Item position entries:
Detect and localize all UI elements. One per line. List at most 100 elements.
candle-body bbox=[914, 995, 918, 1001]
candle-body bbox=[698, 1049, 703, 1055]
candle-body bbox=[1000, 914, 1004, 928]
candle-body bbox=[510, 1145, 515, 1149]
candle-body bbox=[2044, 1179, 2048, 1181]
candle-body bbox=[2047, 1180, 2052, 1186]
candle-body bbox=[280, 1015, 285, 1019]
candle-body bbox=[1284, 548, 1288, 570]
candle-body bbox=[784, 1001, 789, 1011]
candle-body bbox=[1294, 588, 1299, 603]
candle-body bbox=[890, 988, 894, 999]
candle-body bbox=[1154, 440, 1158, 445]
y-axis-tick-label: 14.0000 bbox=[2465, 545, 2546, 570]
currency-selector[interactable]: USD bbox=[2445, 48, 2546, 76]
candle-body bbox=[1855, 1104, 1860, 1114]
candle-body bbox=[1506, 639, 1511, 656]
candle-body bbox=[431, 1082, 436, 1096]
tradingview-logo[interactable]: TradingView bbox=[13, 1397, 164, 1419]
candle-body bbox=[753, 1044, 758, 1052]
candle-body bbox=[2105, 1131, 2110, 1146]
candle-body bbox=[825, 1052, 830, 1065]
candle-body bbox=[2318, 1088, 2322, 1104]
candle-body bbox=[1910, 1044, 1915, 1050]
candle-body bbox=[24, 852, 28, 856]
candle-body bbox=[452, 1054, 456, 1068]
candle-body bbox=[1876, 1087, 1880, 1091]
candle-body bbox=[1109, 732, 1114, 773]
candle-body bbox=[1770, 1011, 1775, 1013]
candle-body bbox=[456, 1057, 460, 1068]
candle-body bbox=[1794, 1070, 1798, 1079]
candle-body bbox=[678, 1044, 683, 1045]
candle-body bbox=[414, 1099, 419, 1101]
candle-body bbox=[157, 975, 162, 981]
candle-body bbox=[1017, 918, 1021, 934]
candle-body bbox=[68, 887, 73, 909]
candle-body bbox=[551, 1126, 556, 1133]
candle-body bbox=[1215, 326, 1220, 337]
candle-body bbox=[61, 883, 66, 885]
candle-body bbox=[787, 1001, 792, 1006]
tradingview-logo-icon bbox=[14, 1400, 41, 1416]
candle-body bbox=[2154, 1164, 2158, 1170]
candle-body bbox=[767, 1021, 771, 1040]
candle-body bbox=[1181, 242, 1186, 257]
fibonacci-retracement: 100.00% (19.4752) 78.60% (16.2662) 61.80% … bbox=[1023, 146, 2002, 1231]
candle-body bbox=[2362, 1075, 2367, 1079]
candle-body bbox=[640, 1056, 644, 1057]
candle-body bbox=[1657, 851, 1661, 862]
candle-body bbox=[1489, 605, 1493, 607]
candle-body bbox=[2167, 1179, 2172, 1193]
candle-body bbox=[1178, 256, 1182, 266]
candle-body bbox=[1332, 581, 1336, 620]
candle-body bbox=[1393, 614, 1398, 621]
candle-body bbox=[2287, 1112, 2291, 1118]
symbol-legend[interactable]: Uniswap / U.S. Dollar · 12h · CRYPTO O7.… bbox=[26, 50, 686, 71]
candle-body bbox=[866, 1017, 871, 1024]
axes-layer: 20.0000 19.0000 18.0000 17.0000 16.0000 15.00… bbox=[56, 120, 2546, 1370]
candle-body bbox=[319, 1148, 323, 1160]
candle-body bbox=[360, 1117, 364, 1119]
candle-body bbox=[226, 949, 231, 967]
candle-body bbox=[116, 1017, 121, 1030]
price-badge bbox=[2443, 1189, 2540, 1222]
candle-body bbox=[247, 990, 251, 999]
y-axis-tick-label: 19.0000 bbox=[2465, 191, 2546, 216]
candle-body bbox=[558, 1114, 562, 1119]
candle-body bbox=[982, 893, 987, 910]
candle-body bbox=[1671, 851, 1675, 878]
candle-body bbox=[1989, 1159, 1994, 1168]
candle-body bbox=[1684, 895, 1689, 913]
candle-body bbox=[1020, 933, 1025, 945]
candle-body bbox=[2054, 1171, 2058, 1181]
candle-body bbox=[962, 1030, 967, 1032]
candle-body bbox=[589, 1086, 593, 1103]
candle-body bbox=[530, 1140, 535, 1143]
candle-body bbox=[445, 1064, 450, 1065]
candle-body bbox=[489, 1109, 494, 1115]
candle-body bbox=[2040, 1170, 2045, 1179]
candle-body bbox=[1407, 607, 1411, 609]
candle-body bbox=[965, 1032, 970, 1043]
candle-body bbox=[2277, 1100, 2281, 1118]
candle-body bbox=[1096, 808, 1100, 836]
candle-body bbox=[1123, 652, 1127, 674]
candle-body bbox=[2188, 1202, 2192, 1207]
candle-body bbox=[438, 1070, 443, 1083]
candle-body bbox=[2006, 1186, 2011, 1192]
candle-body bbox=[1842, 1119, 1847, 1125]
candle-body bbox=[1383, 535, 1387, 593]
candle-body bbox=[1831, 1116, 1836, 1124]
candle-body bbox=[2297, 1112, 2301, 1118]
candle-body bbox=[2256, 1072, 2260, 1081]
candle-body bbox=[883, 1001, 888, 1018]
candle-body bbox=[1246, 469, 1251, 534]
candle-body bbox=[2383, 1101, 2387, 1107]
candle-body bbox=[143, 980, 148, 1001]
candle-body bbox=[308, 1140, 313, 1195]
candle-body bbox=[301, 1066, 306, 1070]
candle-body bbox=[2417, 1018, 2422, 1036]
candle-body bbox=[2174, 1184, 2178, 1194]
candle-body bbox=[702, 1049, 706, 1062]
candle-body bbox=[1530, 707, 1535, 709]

WHAT NEEDS TO BE DONE -
Copy the data word for word, starting from the first line and ending with the line that contains "candle-body bbox=[510, 1145, 515, 1149]", including both of those lines.

FINAL RESULT -
Detect and localize all UI elements. One per line. List at most 100 elements.
candle-body bbox=[914, 995, 918, 1001]
candle-body bbox=[698, 1049, 703, 1055]
candle-body bbox=[1000, 914, 1004, 928]
candle-body bbox=[510, 1145, 515, 1149]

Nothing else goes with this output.